- Saved data entries -
★ ★ ★ ★ ★ ★ ★

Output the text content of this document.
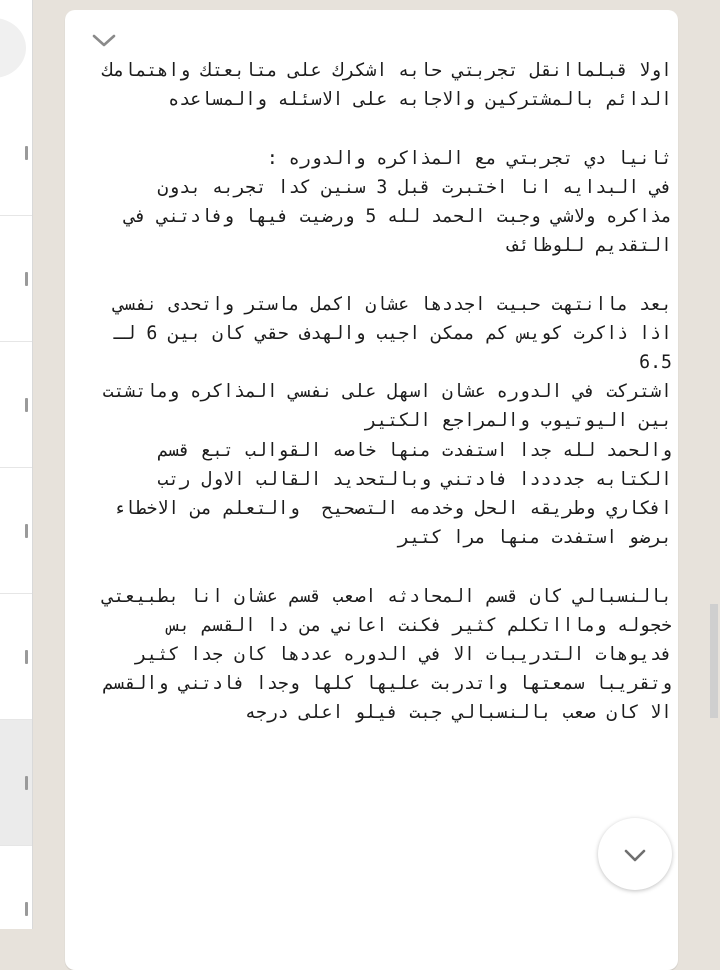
اولا قبلماانقل تجربتي حابه اشكرك على متابعتك واهتمامك الدائم بالمشتركين والاجابه على الاسئله والمساعده

ثانيا دي تجربتي مع المذاكره والدوره :
في البدايه انا اختبرت قبل 3 سنين كدا تجربه بدون مذاكره ولاشي وجبت الحمد لله 5 ورضيت فيها وفادتني في التقديم للوظائف

بعد ماانتهت حبيت اجددها عشان اكمل ماستر واتحدى نفسي اذا ذاكرت كويس كم ممكن اجيب والهدف حقي كان بين 6 لـ 6.5
اشتركت في الدوره عشان اسهل على نفسي المذاكره وماتشتت بين اليوتيوب والمراجع الكتير
والحمد لله جدا استفدت منها خاصه القوالب تبع قسم الكتابه جددددا فادتني وبالتحديد القالب الاول رتب افكاري وطريقه الحل وخدمه التصحيح  والتعلم من الاخطاء برضو استفدت منها مرا كتير

بالنسبالي كان قسم المحادثه اصعب قسم عشان انا بطبيعتي خجوله وماااتكلم كثير فكنت اعاني من دا القسم بس فديوهات التدريبات الا في الدوره عددها كان جدا كثير وتقريبا سمعتها واتدربت عليها كلها وجدا فادتني والقسم الا كان صعب بالنسبالي جبت فيلو اعلى درجه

★ ★ ★ ★ ★ ★ ★

- Work to be completed -
Copy out each line of the entries that holds "تجربتي".

- Written reply -
اولا قبلماانقل تجربتي حابه اشكرك على متابعتك واهتمامك الدائم بالمشتركين والاجابه على الاسئله والمساعده
ثانيا دي تجربتي مع المذاكره والدوره :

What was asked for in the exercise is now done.